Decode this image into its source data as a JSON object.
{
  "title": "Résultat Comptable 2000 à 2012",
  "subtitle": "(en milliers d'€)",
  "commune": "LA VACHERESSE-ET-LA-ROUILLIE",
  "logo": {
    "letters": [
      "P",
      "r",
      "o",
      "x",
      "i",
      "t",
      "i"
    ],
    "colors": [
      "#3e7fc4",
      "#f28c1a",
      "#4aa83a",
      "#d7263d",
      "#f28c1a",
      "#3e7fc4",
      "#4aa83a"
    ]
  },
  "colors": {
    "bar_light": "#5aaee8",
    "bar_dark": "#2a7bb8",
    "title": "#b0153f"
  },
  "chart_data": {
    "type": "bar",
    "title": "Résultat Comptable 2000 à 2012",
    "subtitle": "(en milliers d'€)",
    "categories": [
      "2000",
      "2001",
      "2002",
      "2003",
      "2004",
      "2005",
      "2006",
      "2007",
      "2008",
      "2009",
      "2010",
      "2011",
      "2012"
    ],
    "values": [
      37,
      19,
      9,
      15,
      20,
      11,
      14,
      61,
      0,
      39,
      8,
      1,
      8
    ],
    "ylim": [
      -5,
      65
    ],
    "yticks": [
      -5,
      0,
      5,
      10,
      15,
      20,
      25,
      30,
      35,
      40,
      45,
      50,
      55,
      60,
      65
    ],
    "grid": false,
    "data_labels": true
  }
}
...
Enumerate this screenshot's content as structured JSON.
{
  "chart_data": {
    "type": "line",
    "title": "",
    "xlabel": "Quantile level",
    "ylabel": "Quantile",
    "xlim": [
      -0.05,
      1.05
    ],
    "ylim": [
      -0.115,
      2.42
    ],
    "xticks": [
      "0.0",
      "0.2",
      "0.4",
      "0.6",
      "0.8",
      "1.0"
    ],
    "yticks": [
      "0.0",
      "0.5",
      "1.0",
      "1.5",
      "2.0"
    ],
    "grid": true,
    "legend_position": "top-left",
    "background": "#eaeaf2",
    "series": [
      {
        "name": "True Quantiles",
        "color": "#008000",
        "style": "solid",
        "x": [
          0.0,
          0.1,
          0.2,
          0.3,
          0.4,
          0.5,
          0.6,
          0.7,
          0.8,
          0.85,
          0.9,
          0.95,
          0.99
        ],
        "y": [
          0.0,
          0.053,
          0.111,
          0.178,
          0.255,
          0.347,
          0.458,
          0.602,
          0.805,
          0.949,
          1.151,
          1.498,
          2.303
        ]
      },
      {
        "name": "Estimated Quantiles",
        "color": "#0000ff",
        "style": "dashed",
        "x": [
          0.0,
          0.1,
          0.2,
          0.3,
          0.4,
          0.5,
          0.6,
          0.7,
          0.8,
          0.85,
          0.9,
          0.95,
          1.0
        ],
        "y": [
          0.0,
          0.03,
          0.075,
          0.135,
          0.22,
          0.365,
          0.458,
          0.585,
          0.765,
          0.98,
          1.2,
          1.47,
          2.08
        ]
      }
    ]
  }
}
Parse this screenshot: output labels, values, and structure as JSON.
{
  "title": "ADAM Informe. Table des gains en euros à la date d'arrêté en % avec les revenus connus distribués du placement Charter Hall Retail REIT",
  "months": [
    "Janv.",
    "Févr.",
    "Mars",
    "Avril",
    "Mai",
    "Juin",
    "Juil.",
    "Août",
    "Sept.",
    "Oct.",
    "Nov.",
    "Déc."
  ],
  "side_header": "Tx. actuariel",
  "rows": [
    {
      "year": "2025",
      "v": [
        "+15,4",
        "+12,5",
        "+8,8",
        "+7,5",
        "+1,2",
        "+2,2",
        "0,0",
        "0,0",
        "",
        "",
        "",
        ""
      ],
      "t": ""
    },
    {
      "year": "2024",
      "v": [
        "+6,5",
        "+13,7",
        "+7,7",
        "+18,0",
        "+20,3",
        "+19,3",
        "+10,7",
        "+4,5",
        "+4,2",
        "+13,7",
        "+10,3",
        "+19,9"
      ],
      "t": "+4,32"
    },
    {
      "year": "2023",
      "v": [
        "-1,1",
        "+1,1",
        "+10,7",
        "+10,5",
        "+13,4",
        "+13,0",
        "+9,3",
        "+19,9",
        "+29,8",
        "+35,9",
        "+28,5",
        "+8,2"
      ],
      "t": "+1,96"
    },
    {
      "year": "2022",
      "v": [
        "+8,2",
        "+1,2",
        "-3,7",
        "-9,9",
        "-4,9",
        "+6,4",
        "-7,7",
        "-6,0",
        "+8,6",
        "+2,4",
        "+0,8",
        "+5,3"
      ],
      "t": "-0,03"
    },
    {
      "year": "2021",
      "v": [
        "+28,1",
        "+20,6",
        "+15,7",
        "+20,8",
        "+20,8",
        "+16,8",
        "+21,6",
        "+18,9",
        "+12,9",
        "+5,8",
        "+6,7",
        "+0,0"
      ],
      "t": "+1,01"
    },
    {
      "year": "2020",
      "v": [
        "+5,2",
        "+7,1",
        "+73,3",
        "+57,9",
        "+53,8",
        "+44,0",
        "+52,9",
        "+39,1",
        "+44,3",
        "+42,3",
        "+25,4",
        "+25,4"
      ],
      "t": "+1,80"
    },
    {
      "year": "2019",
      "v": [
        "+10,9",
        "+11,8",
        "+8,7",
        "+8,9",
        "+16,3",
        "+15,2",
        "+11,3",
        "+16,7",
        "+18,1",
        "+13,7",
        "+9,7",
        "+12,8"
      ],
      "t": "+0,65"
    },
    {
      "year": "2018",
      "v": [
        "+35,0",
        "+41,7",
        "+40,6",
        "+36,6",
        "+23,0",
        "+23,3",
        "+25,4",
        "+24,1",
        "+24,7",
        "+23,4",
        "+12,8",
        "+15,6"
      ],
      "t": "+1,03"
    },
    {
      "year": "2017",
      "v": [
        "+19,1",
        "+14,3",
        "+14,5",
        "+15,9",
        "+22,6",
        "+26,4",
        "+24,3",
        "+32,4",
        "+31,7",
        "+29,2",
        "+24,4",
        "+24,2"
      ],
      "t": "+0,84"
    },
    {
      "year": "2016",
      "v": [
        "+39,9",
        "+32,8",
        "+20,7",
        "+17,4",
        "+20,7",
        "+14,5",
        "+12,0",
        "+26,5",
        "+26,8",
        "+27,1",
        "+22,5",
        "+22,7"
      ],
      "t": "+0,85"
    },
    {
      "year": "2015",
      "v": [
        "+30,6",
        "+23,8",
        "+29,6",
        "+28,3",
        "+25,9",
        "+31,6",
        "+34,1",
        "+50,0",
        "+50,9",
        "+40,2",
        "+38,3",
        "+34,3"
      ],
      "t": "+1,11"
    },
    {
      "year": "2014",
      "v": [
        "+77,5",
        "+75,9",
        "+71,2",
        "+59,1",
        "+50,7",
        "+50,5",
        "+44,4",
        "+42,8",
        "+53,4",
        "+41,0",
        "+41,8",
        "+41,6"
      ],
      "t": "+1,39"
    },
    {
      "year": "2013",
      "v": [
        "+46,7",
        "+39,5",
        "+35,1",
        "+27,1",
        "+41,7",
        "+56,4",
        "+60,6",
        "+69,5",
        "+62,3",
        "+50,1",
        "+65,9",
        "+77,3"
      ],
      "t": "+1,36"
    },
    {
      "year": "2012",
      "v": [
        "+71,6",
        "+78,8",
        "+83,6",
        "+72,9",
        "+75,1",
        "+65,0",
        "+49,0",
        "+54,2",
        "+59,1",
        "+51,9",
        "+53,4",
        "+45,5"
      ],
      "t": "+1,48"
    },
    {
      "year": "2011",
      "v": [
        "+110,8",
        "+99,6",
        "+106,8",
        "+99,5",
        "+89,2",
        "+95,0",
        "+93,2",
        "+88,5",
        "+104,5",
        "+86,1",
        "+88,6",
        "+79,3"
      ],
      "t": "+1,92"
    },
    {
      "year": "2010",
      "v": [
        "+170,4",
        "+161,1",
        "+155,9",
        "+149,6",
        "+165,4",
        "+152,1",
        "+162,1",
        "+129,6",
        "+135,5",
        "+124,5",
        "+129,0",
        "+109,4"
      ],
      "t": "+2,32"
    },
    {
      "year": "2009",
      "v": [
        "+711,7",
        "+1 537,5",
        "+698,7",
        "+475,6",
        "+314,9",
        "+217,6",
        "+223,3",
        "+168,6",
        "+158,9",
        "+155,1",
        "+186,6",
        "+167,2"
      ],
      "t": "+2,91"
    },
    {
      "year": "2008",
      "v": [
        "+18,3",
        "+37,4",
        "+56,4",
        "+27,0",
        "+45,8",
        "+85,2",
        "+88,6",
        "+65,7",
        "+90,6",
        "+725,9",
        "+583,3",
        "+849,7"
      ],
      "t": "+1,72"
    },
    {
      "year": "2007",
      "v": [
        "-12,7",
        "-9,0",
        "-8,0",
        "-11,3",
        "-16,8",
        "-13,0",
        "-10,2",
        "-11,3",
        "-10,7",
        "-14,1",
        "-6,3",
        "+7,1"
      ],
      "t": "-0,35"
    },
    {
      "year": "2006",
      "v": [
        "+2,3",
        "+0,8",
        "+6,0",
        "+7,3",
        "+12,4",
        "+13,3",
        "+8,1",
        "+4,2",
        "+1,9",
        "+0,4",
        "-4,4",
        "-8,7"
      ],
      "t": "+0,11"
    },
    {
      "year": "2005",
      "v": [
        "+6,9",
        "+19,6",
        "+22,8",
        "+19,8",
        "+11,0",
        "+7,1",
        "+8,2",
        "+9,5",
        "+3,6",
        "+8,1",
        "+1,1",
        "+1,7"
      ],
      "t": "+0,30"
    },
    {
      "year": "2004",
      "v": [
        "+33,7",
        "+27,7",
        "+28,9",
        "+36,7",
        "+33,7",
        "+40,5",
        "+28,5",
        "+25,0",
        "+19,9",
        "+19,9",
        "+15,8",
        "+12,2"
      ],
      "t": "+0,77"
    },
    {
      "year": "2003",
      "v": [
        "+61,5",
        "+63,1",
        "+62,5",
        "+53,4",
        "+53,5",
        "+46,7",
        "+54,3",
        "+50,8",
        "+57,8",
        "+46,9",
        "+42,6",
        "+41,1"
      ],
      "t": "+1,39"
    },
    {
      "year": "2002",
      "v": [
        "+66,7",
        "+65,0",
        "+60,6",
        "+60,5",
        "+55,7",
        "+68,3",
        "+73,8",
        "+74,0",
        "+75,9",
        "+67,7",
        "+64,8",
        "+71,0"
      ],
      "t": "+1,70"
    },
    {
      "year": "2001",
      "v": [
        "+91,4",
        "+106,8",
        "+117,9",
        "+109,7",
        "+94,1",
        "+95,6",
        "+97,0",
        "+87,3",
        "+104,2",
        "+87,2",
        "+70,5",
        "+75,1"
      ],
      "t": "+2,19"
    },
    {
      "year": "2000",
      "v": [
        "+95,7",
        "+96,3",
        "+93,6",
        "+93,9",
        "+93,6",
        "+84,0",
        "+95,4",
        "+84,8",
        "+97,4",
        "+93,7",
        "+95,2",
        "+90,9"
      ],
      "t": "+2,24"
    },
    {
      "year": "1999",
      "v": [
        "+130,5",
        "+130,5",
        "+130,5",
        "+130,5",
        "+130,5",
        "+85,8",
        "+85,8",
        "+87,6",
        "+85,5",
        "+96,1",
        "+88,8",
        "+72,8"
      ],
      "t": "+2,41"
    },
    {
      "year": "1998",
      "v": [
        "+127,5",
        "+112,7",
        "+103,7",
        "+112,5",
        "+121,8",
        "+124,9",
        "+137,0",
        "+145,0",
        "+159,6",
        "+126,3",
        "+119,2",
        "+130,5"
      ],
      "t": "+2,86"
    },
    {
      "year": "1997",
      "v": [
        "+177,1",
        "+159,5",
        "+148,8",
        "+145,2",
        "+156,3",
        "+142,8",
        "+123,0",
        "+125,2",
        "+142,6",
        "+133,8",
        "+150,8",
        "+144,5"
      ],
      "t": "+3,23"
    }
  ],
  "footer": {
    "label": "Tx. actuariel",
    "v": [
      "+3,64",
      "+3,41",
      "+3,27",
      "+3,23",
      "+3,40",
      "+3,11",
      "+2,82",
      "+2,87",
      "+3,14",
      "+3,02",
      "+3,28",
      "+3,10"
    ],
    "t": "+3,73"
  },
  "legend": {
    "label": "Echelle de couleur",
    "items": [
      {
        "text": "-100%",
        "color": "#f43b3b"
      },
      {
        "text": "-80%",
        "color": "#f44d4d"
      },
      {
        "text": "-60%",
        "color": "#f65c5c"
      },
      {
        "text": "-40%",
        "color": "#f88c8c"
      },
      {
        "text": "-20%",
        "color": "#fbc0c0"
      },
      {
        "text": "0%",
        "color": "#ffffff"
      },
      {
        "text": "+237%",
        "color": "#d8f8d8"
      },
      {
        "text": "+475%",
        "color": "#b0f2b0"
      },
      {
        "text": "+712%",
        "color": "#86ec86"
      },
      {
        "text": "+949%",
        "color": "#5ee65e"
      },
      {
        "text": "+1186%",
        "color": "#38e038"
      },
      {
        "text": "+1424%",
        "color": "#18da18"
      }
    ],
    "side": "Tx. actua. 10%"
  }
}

▶ [GIVEN INSTRUCTION]: For each line of the listing that holds the word "Résultat", show that line.

▶ [FULL RESPONSE]:
  "title": "Résultat Comptable 2000 à 2012",
    "title": "Résultat Comptable 2000 à 2012",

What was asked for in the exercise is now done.